- **OBJECTIVE 1**
In the passage on petroleum desulfurization, what kind of catalyst does the DeRosset patent teach for the hydrogenation step?
- **OBJECTIVE 2**
Copy out the records, beginning at the line that contains "table-cell: 4 [165,331,233,360]" and stopping after the line that contains "table-cell: 180/155 [323,507,428,536]".

- **SOURCE EXTRACT**
^^^^

FIELD OF THE INVENTION
The invention is a mineral oil conversion process which includes hydrodesulfurization and hydrogenation steps performed in separate reaction zones. The subject invention specifically relates to the hydrogenation of distillate petroleum fractions to produce low sulfur content and low aromatic hydrocarbon content products including diesel fuel and jet fuel.
PRIOR ART
Quality specifications for petroleum products generally include a maximum sulfur content. In addition, the sulfur content of motor fuels is governed by pollution control statutes. There has therefore been a historical need to reduce the sulfur content of both light and heavy petroleum fractions. The need for such desulfurization is increasing due to more rigid sulfur content specifications and the increasing need to limit sulfur oxide emissions into the atmosphere. More recent standards limit, or will limit, the maximum aromatic hydrocarbon content of diesel fuel. Accordingly, there has been developed a significant body of literature dealing with the desulfurization and hydrogenation of petroleum fractions such as kerosene and diesel fuel, by catalytic hydrotreating.
U.S. Pat. No. 2,671,754 issued to A. J. DeRosset et al. is believed pertinent for its showing of an overall refinery process flow in which a hydrocarbon stream recovered from a fluidized catalytic cracking (FCC) unit is processed to reduce its sulfur content and olefinicity prior to recycling to the FCC unit. This hydrocarbon stream is subjected to sequential hydrodesulfurization and hydrogenation reaction steps. The reference teaches a non-noble metal can be employed for desulfurization and a noble metal catalyst for hydrogenation. The effluent of the hydrodesulfurization reaction step is subjected to cooling and hydrogen stripping to prepare liquid for passage into the hydrogenation reaction zone.
U.S. Pat. No. 3,356,608 is believed pertinent for its showing of a hydrotreating process designed to produce a low sulfur gas oil in which the product hydrocarbon stream is recovered from the reaction zone and passed into a stripper 117 in which it is countercurrently contacted with high temperature steam to remove hydrogen sulfide overhead. U.S. Pat. No. 3,365,388 issued to J. W. Scott, Jr. is believed pertinent for its showing of the passage of the liquid phase effluent of a hydrocarbon conversion reactor into a catalytic hot stripper in which the liquid passes downward over a catalytic material countercurrent to rising hot hydrogen-containing gas.

^^^^

[Spatial annotation records]
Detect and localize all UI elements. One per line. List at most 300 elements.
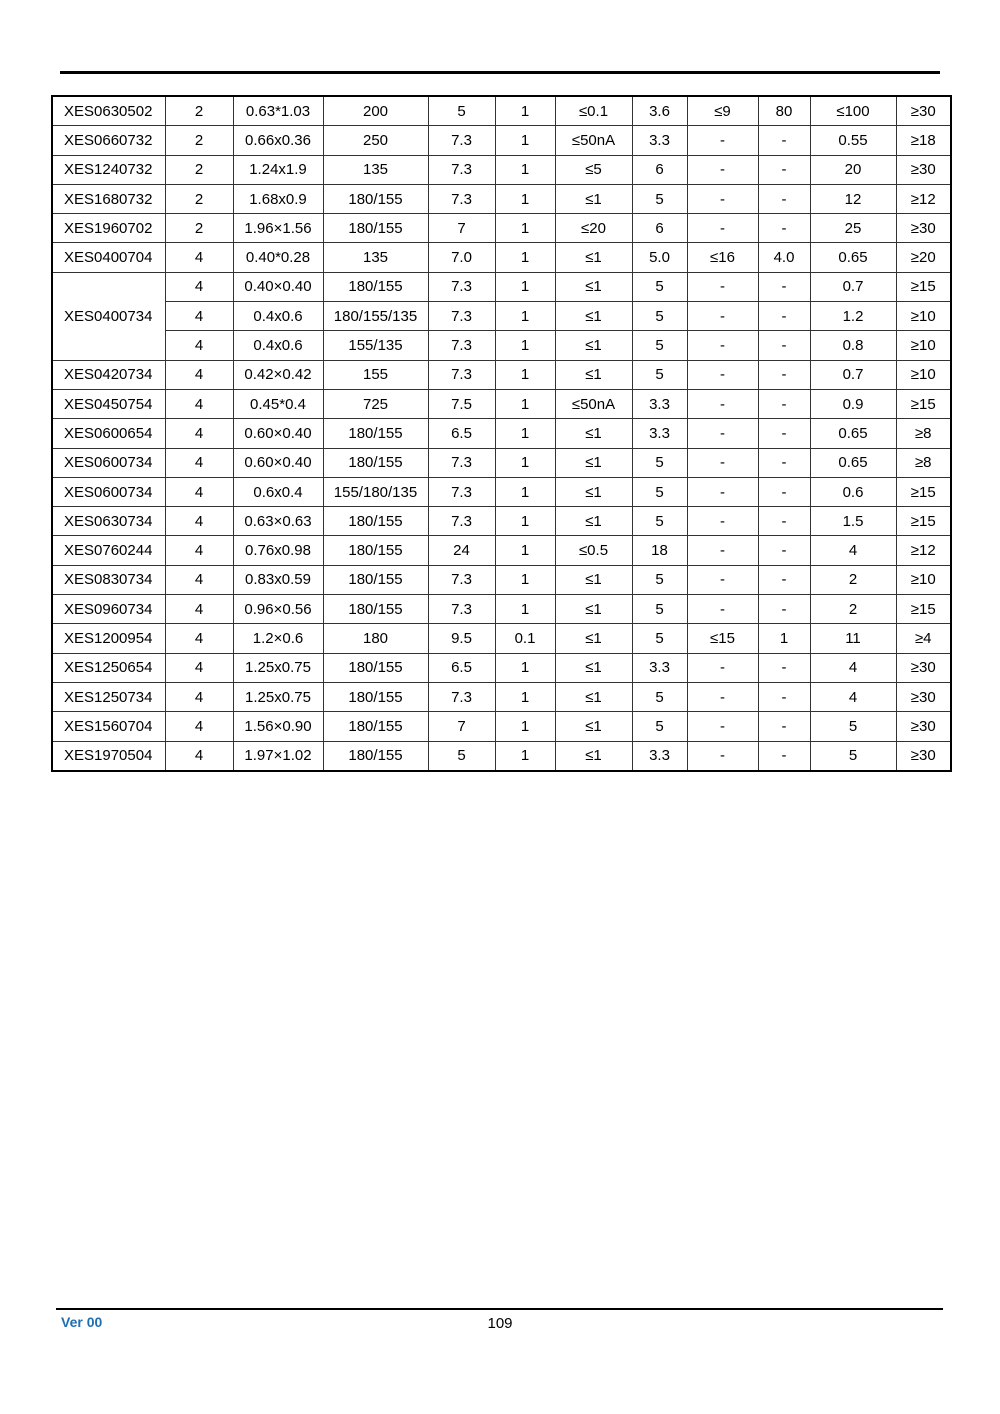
table-cell: 4 [165,331,233,360]
page-number: 109 [487,1315,513,1332]
footer-rule [56,1308,943,1310]
table-cell: ≤1 [555,595,632,624]
part-number-cell: XES0400704 [52,243,165,272]
table-cell: 1 [495,741,555,771]
table-cell: 1 [495,653,555,682]
table-cell: 180/155 [323,507,428,536]
table-cell: 0.65 [810,448,896,477]
table-cell: 4 [165,302,233,331]
table-cell: 0.40*0.28 [233,243,323,272]
table-row [52,712,951,741]
table-cell: 155/180/135 [323,477,428,506]
table-cell: 0.1 [495,624,555,653]
table-cell: 7.3 [428,155,495,184]
part-number-cell: XES1200954 [52,624,165,653]
table-cell: 0.66x0.36 [233,126,323,155]
table-cell: 5 [632,712,687,741]
table-cell: ≥20 [896,243,951,272]
table-cell: - [687,565,758,594]
table-cell: - [758,653,810,682]
table-cell: - [687,272,758,301]
table-cell: ≥4 [896,624,951,653]
table-cell: ≥15 [896,272,951,301]
table-cell: 0.96×0.56 [233,595,323,624]
table-row [52,331,951,360]
table-cell: 2 [810,565,896,594]
table-cell: 7 [428,214,495,243]
part-number-cell: XES0760244 [52,536,165,565]
table-cell: - [758,595,810,624]
table-cell: 7.3 [428,595,495,624]
table-cell: 0.7 [810,272,896,301]
table-cell: 5 [632,302,687,331]
table-cell: ≥12 [896,536,951,565]
table-cell: ≤1 [555,243,632,272]
table-cell: - [687,214,758,243]
table-cell: 135 [323,243,428,272]
table-cell: 5 [632,272,687,301]
table-cell: 180/155 [323,565,428,594]
table-cell: 155/135 [323,331,428,360]
table-cell: ≤100 [810,96,896,126]
table-cell: 1 [758,624,810,653]
table-cell: ≤50nA [555,126,632,155]
table-cell: 5 [632,624,687,653]
table-cell: ≥30 [896,214,951,243]
table-cell: 1 [495,448,555,477]
table-cell: 4 [165,243,233,272]
table-cell: 7.3 [428,272,495,301]
table-cell: ≥30 [896,682,951,711]
table-row [52,214,951,243]
table-cell: 1 [495,507,555,536]
table-cell: 0.65 [810,419,896,448]
spec-table [51,95,952,772]
table-cell: 4 [810,536,896,565]
table-cell: 3.3 [632,389,687,418]
table-cell: 180/155/135 [323,302,428,331]
table-cell: 6 [632,214,687,243]
table-cell: 11 [810,624,896,653]
table-cell: 4 [165,360,233,389]
table-cell: 5.0 [632,243,687,272]
table-cell: 1.25x0.75 [233,682,323,711]
table-cell: ≤1 [555,184,632,213]
table-cell: 3.3 [632,419,687,448]
table-row [52,682,951,711]
table-cell: 9.5 [428,624,495,653]
part-number-cell: XES0830734 [52,565,165,594]
table-cell: - [758,507,810,536]
table-cell: - [687,653,758,682]
table-row [52,184,951,213]
part-number-cell: XES1240732 [52,155,165,184]
table-cell: 0.7 [810,360,896,389]
table-cell: ≤1 [555,272,632,301]
part-number-cell: XES0960734 [52,595,165,624]
table-cell: ≤15 [687,624,758,653]
part-number-cell: XES0600734 [52,448,165,477]
table-cell: 7.3 [428,184,495,213]
table-cell: 5 [632,682,687,711]
table-cell: - [758,448,810,477]
table-cell: ≤0.1 [555,96,632,126]
table-cell: 0.63*1.03 [233,96,323,126]
table-cell: 0.63×0.63 [233,507,323,536]
version-label: Ver 00 [61,1314,103,1330]
table-cell: 1 [495,184,555,213]
table-cell: 1.56×0.90 [233,712,323,741]
table-cell: 5 [632,477,687,506]
table-cell: - [687,331,758,360]
table-cell: - [758,302,810,331]
table-cell: ≥18 [896,126,951,155]
table-cell: 5 [632,331,687,360]
part-number-cell: XES1560704 [52,712,165,741]
table-row [52,448,951,477]
table-cell: 7 [428,712,495,741]
table-cell: 5 [632,507,687,536]
table-cell: - [758,360,810,389]
table-cell: 7.3 [428,448,495,477]
part-number-cell: XES0600734 [52,477,165,506]
table-cell: ≤1 [555,302,632,331]
table-row [52,536,951,565]
table-cell: 1 [495,243,555,272]
table-cell: 24 [428,536,495,565]
table-cell: - [687,184,758,213]
table-row [52,507,951,536]
part-number-cell: XES0450754 [52,389,165,418]
table-cell: 180/155 [323,536,428,565]
table-cell: ≤1 [555,741,632,771]
table-cell: 0.83x0.59 [233,565,323,594]
table-cell: - [687,682,758,711]
table-cell: ≥15 [896,477,951,506]
table-cell: 80 [758,96,810,126]
part-number-cell: XES1680732 [52,184,165,213]
table-cell: ≤9 [687,96,758,126]
part-number-cell: XES0420734 [52,360,165,389]
table-cell: 7.3 [428,507,495,536]
table-cell: - [687,126,758,155]
table-cell: 6.5 [428,419,495,448]
table-cell: 180/155 [323,712,428,741]
table-cell: 725 [323,389,428,418]
table-cell: - [758,712,810,741]
table-cell: 1 [495,536,555,565]
table-cell: - [758,184,810,213]
table-cell: - [687,302,758,331]
table-cell: 12 [810,184,896,213]
table-cell: 1.97×1.02 [233,741,323,771]
table-cell: 5 [810,712,896,741]
table-cell: ≥15 [896,595,951,624]
table-cell: 1 [495,331,555,360]
table-cell: 0.9 [810,389,896,418]
table-cell: 180 [323,624,428,653]
table-cell: 0.76x0.98 [233,536,323,565]
table-cell: 5 [632,595,687,624]
table-cell: 180/155 [323,272,428,301]
table-cell: 4 [165,624,233,653]
table-cell: 5 [632,448,687,477]
table-cell: 4 [165,653,233,682]
table-cell: 3.3 [632,126,687,155]
table-cell: 4 [165,272,233,301]
table-cell: 0.42×0.42 [233,360,323,389]
table-cell: ≤16 [687,243,758,272]
table-cell: 180/155 [323,682,428,711]
table-cell: 7.3 [428,331,495,360]
table-cell: 4 [810,653,896,682]
table-cell: 155 [323,360,428,389]
table-cell: 2 [165,214,233,243]
table-cell: 18 [632,536,687,565]
table-cell: 1.5 [810,507,896,536]
table-cell: 200 [323,96,428,126]
table-cell: 7.3 [428,126,495,155]
table-cell: - [687,389,758,418]
table-cell: 1 [495,360,555,389]
table-cell: ≥30 [896,712,951,741]
table-cell: ≤1 [555,507,632,536]
table-cell: 1 [495,389,555,418]
table-cell: - [687,507,758,536]
table-cell: 0.4x0.6 [233,302,323,331]
table-cell: 1 [495,126,555,155]
table-cell: 1.2 [810,302,896,331]
header-rule [60,71,940,74]
table-cell: 2 [165,96,233,126]
table-cell: 2 [165,184,233,213]
table-row [52,272,951,301]
table-cell: ≤1 [555,448,632,477]
table-cell: - [758,214,810,243]
table-cell: 4 [165,536,233,565]
table-cell: 180/155 [323,741,428,771]
table-cell: 250 [323,126,428,155]
table-cell: 20 [810,155,896,184]
table-row [52,595,951,624]
table-cell: 7.0 [428,243,495,272]
table-cell: ≤1 [555,477,632,506]
table-row [52,419,951,448]
table-cell: - [758,389,810,418]
table-cell: - [687,536,758,565]
table-cell: 6 [632,155,687,184]
table-cell: ≥30 [896,741,951,771]
table-cell: 4 [165,448,233,477]
table-cell: 1 [495,96,555,126]
table-cell: ≤20 [555,214,632,243]
table-cell: - [758,272,810,301]
table-cell: 1 [495,419,555,448]
table-cell: 180/155 [323,448,428,477]
table-row [52,126,951,155]
table-row [52,155,951,184]
table-cell: - [758,565,810,594]
part-number-cell: XES0400734 [52,272,165,360]
table-cell: - [758,419,810,448]
part-number-cell: XES0630502 [52,96,165,126]
table-cell: ≥10 [896,302,951,331]
table-cell: ≥30 [896,653,951,682]
table-row [52,360,951,389]
table-cell: - [687,712,758,741]
table-cell: ≤50nA [555,389,632,418]
table-cell: ≤1 [555,682,632,711]
table-cell: ≥8 [896,448,951,477]
table-cell: 1.24x1.9 [233,155,323,184]
table-cell: 4 [165,565,233,594]
table-cell: 0.4x0.6 [233,331,323,360]
table-cell: 6.5 [428,653,495,682]
table-row [52,624,951,653]
table-cell: 1 [495,302,555,331]
table-cell: 1 [495,272,555,301]
table-cell: 2 [165,155,233,184]
table-row [52,741,951,771]
spec-table-body [52,96,951,771]
table-cell: ≥30 [896,155,951,184]
table-cell: 3.3 [632,741,687,771]
table-cell: 1 [495,595,555,624]
table-cell: - [687,419,758,448]
table-cell: 0.60×0.40 [233,419,323,448]
table-cell: - [758,155,810,184]
table-cell: ≥8 [896,419,951,448]
table-cell: 4 [165,419,233,448]
table-cell: ≥15 [896,507,951,536]
table-cell: 1 [495,565,555,594]
table-cell: 180/155 [323,595,428,624]
table-cell: 4.0 [758,243,810,272]
table-cell: ≥10 [896,565,951,594]
table-cell: ≥10 [896,360,951,389]
table-cell: 4 [165,477,233,506]
table-cell: 5 [632,565,687,594]
table-cell: - [687,741,758,771]
part-number-cell: XES1970504 [52,741,165,771]
table-cell: - [758,682,810,711]
table-cell: 5 [632,184,687,213]
table-cell: 4 [165,682,233,711]
table-row [52,243,951,272]
table-cell: ≤1 [555,653,632,682]
table-cell: ≥10 [896,331,951,360]
table-cell: 180/155 [323,419,428,448]
table-row [52,96,951,126]
table-cell: 1 [495,712,555,741]
table-cell: 1 [495,214,555,243]
table-cell: - [758,331,810,360]
table-cell: ≤1 [555,419,632,448]
part-number-cell: XES1960702 [52,214,165,243]
table-cell: 1 [495,477,555,506]
table-cell: 7.3 [428,565,495,594]
table-cell: 180/155 [323,184,428,213]
table-cell: - [758,126,810,155]
table-cell: 4 [810,682,896,711]
table-cell: 1.25x0.75 [233,653,323,682]
table-cell: ≤0.5 [555,536,632,565]
table-cell: - [758,477,810,506]
table-cell: 0.6 [810,477,896,506]
table-cell: 0.65 [810,243,896,272]
table-cell: 4 [165,595,233,624]
table-cell: 3.3 [632,653,687,682]
part-number-cell: XES1250734 [52,682,165,711]
table-row [52,477,951,506]
table-cell: ≤1 [555,624,632,653]
table-cell: 2 [165,126,233,155]
part-number-cell: XES0600654 [52,419,165,448]
table-cell: 4 [165,741,233,771]
table-cell: ≤1 [555,565,632,594]
table-cell: ≤1 [555,331,632,360]
table-cell: ≥15 [896,389,951,418]
table-row [52,565,951,594]
table-cell: 0.55 [810,126,896,155]
table-cell: 5 [428,741,495,771]
table-cell: 25 [810,214,896,243]
table-cell: 180/155 [323,214,428,243]
table-cell: 0.8 [810,331,896,360]
table-cell: - [687,155,758,184]
table-cell: - [687,595,758,624]
table-cell: 4 [165,389,233,418]
table-cell: 7.3 [428,682,495,711]
table-cell: 0.40×0.40 [233,272,323,301]
table-cell: 4 [165,712,233,741]
table-cell: ≤1 [555,712,632,741]
table-cell: 1 [495,682,555,711]
table-cell: 5 [428,96,495,126]
table-cell: 1.96×1.56 [233,214,323,243]
table-cell: 1 [495,155,555,184]
part-number-cell: XES1250654 [52,653,165,682]
table-cell: ≥30 [896,96,951,126]
part-number-cell: XES0660732 [52,126,165,155]
table-cell: 7.3 [428,360,495,389]
table-cell: 3.6 [632,96,687,126]
table-cell: 0.6x0.4 [233,477,323,506]
table-cell: 4 [165,507,233,536]
table-cell: 180/155 [323,653,428,682]
table-cell: 2 [810,595,896,624]
table-cell: 7.3 [428,302,495,331]
table-cell: 5 [810,741,896,771]
table-cell: - [758,741,810,771]
table-cell: 135 [323,155,428,184]
table-cell: - [687,448,758,477]
table-cell: 1.68x0.9 [233,184,323,213]
table-cell: - [687,360,758,389]
table-cell: 5 [632,360,687,389]
table-cell: 7.5 [428,389,495,418]
table-cell: - [758,536,810,565]
table-cell: ≥12 [896,184,951,213]
table-row [52,653,951,682]
table-cell: 7.3 [428,477,495,506]
table-row [52,302,951,331]
table-cell: 0.60×0.40 [233,448,323,477]
table-cell: - [687,477,758,506]
table-cell: ≤1 [555,360,632,389]
table-row [52,389,951,418]
table-cell: ≤5 [555,155,632,184]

^^^^

- **COMPLETE OUTPUT 1**
A noble metal catalyst.

- **COMPLETE OUTPUT 2**
table-cell: 4 [165,331,233,360]
page-number: 109 [487,1315,513,1332]
footer-rule [56,1308,943,1310]
table-cell: ≤1 [555,595,632,624]
part-number-cell: XES0400704 [52,243,165,272]
table-cell: 1 [495,741,555,771]
table-cell: 1 [495,653,555,682]
table-cell: 180/155 [323,507,428,536]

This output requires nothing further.